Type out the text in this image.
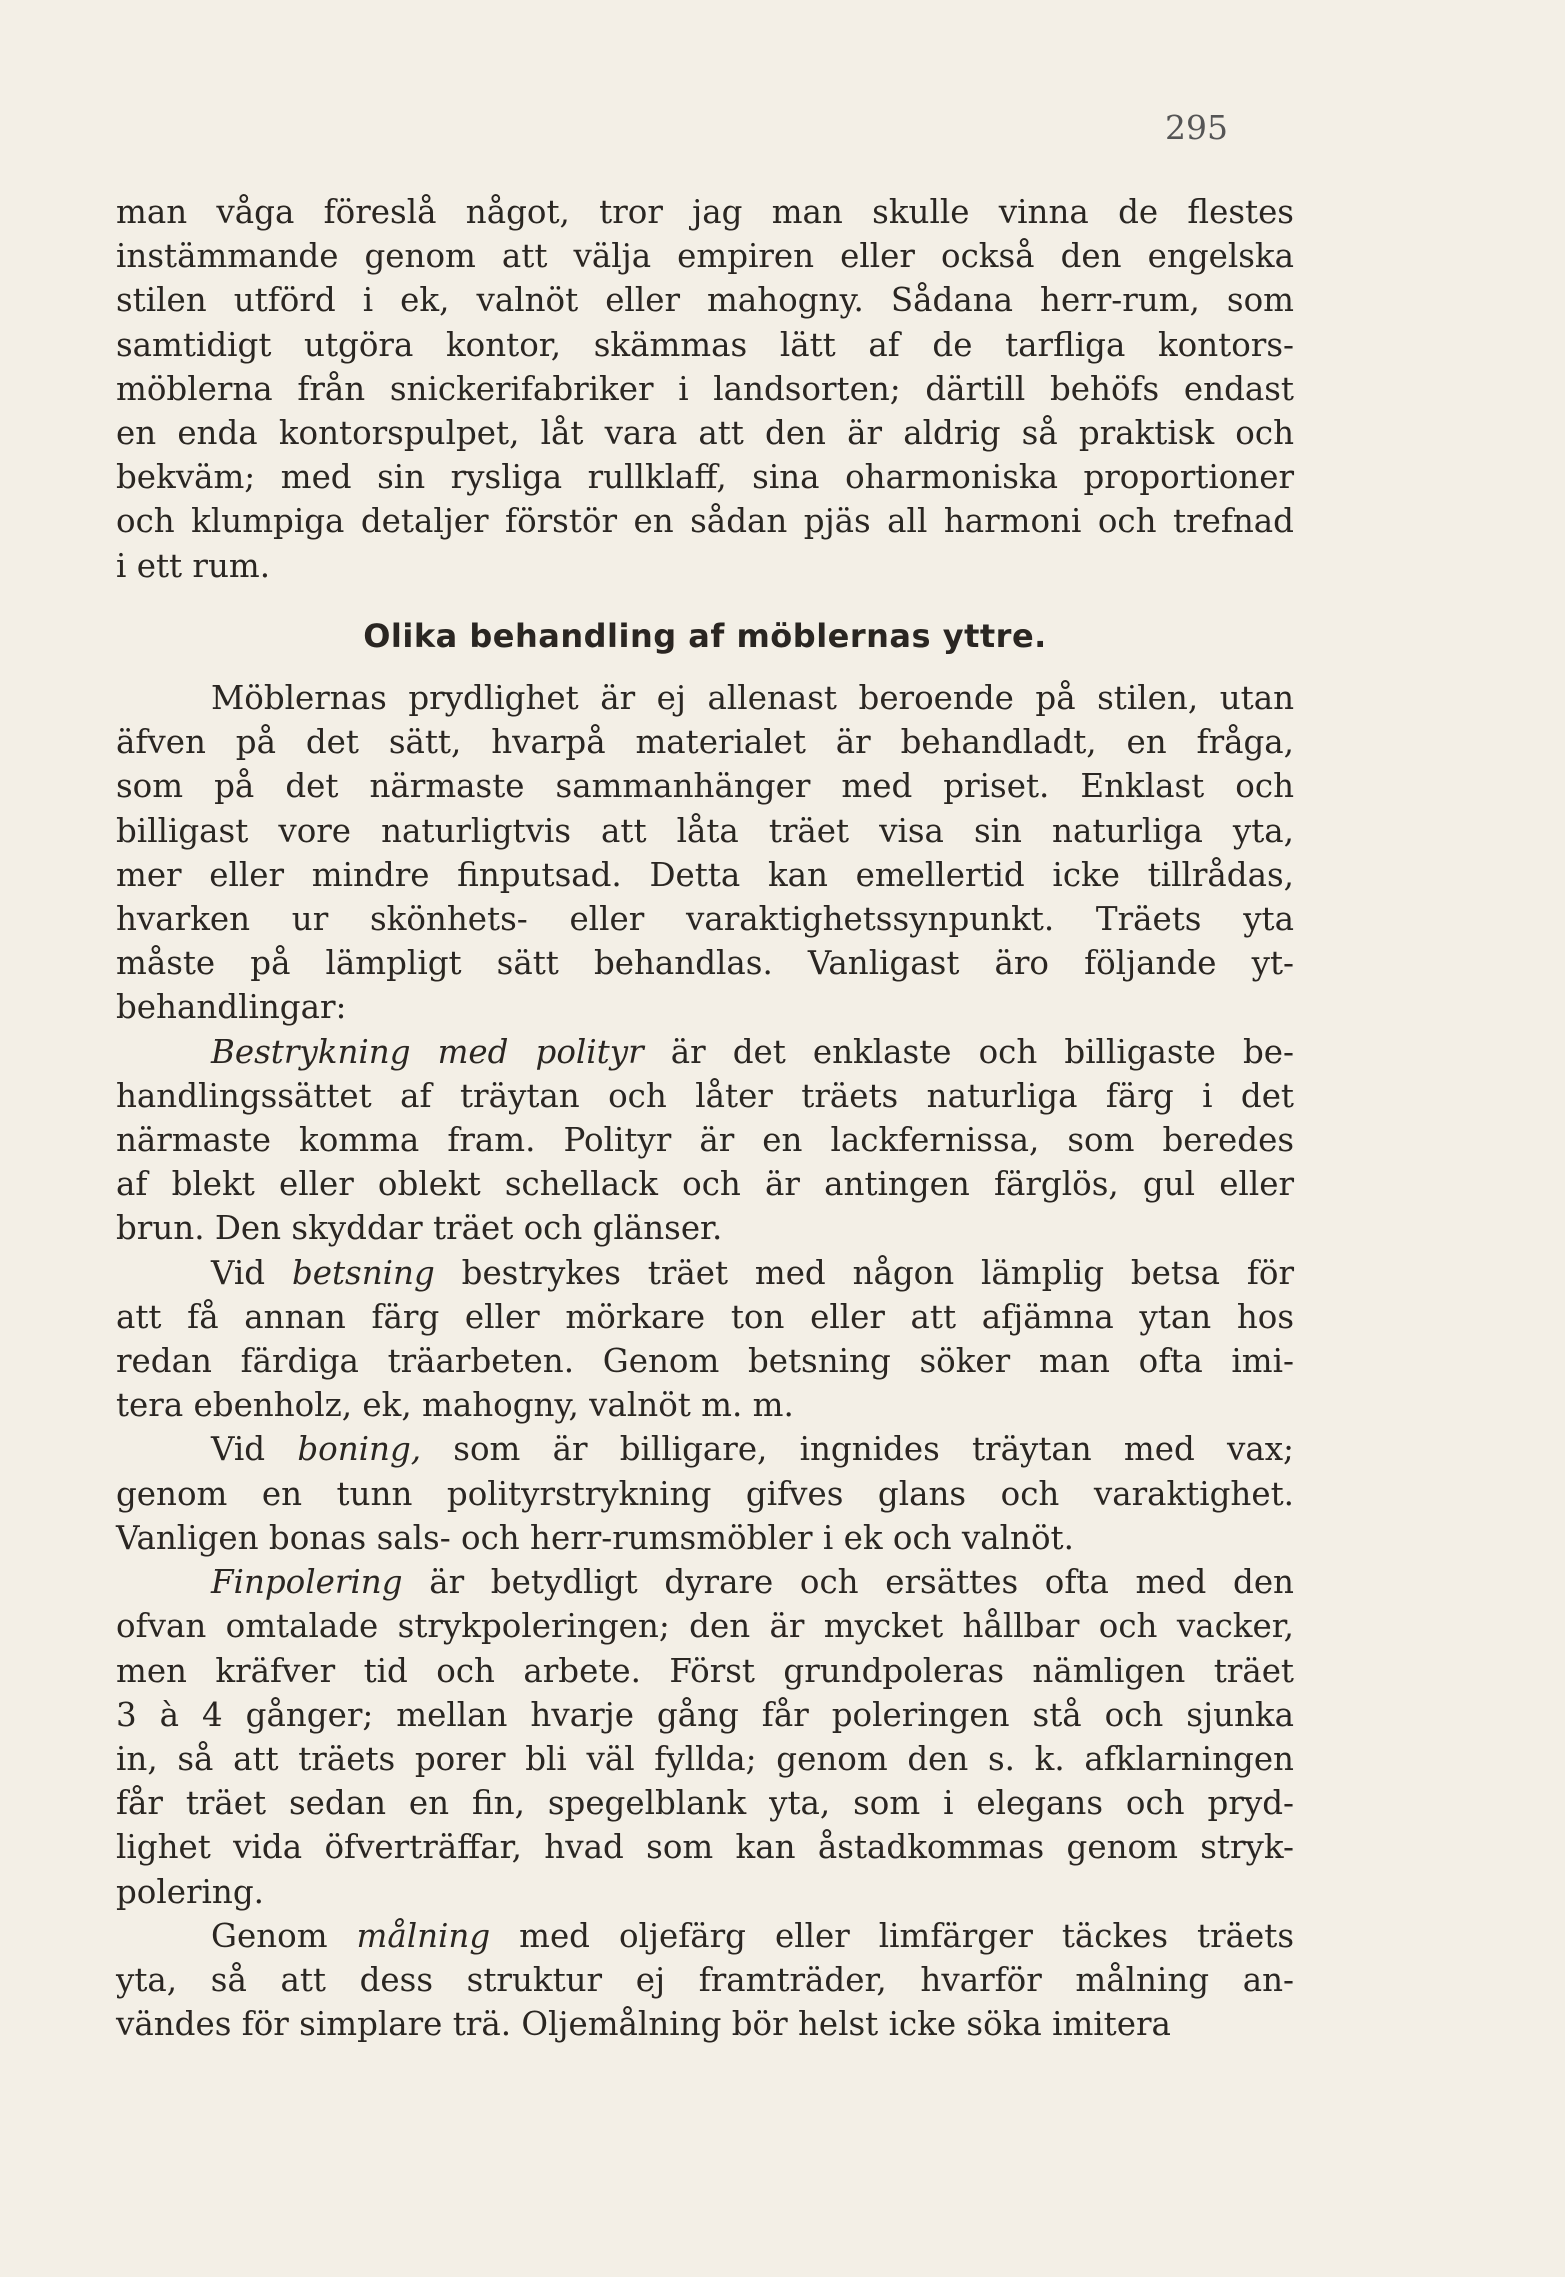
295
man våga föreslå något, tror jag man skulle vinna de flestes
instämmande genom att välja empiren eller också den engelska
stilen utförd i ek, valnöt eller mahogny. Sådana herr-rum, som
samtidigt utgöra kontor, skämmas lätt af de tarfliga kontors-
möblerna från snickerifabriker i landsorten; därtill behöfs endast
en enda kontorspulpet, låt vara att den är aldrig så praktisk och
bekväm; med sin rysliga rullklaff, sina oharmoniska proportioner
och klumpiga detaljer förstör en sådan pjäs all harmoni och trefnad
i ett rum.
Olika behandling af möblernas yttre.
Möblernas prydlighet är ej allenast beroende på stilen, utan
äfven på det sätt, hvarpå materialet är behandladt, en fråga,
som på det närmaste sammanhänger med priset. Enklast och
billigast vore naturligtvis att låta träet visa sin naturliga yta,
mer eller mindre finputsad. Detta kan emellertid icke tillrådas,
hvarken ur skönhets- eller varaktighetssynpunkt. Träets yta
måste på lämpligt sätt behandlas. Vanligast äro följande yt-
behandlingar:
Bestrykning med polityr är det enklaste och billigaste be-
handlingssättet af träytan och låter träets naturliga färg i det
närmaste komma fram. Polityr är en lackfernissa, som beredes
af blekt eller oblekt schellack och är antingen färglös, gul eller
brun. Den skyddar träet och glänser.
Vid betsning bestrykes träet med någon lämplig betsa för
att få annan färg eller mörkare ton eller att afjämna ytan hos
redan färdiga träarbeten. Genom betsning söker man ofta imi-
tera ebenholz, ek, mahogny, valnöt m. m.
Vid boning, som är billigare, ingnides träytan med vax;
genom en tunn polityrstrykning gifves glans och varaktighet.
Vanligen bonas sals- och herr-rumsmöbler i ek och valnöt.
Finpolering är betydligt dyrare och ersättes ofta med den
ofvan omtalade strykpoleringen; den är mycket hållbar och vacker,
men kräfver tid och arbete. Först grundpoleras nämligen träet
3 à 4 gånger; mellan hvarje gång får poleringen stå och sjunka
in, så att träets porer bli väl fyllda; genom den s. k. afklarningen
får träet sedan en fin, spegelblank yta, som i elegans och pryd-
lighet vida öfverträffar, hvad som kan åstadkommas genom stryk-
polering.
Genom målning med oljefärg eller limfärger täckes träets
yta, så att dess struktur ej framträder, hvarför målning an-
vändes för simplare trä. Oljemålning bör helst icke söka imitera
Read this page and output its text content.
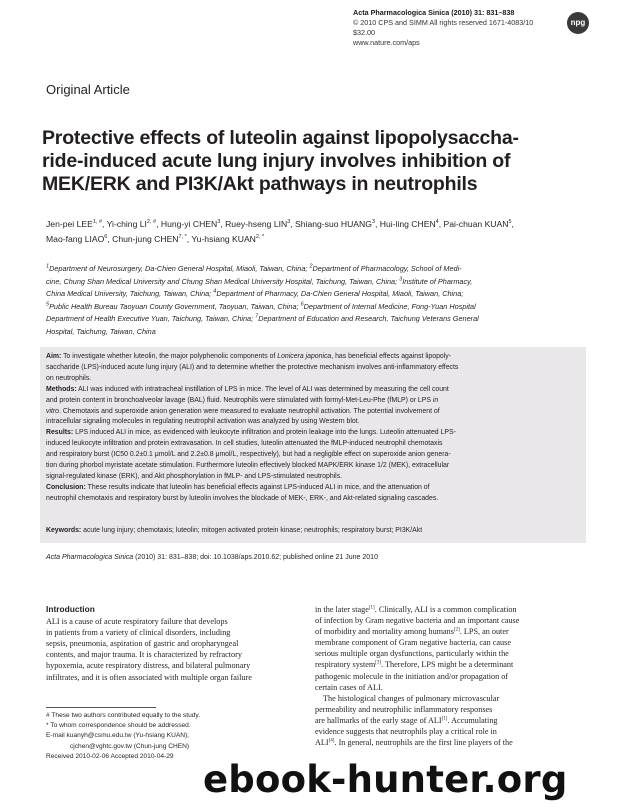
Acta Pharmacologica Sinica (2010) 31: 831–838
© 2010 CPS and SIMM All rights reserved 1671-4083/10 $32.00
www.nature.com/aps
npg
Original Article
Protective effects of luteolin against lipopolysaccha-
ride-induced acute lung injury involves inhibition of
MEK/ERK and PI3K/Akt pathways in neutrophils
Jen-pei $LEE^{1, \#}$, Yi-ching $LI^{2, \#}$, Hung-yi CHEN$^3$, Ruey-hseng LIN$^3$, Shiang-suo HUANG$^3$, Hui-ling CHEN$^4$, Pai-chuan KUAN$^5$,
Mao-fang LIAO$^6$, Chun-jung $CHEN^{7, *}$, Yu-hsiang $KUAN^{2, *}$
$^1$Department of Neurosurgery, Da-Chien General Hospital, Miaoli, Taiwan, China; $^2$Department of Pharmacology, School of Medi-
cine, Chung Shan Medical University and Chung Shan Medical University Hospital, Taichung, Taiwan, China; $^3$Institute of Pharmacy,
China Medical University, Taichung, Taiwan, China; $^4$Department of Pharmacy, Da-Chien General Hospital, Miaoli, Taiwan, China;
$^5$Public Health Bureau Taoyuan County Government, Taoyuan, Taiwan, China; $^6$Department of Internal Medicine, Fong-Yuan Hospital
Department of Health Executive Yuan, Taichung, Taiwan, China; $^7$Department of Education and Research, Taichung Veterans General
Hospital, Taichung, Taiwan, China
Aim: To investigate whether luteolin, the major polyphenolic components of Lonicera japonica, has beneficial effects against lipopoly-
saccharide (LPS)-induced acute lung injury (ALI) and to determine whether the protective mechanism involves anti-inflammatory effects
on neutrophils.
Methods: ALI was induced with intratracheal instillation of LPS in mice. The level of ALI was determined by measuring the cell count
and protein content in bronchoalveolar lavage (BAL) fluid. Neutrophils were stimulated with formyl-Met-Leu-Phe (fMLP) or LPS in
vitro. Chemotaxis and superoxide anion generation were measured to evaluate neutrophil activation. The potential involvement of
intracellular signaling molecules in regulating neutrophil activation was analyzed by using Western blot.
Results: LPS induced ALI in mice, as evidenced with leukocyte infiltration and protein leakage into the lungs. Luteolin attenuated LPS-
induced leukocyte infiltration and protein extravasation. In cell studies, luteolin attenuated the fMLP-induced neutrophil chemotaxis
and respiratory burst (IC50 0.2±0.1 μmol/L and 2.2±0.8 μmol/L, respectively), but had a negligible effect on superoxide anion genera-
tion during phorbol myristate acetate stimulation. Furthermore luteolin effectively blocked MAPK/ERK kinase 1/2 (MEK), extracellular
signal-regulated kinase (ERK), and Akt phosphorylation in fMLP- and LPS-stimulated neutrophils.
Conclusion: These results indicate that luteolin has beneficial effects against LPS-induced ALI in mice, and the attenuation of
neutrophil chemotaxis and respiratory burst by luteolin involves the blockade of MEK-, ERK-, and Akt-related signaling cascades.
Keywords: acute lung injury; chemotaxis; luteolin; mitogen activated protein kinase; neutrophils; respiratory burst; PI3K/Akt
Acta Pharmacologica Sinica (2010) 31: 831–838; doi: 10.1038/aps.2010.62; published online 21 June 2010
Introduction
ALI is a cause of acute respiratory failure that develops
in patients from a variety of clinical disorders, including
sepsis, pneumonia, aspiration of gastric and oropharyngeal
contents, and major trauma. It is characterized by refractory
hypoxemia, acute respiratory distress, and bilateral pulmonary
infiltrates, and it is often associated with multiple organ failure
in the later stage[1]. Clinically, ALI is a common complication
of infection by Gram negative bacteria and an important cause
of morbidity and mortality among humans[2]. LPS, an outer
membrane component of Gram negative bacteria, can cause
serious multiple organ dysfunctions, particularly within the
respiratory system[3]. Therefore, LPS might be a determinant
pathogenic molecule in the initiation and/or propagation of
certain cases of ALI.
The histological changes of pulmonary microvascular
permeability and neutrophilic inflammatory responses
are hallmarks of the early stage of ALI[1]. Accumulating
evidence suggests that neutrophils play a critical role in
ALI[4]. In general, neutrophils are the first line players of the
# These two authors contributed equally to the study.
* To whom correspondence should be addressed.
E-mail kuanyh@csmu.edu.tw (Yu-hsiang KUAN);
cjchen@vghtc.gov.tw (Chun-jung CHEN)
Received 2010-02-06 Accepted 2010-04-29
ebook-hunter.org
···
What lines of the material above include "multiple"? Copy each one.

infiltrates, and it is often associated with multiple organ failure
serious multiple organ dysfunctions, particularly within the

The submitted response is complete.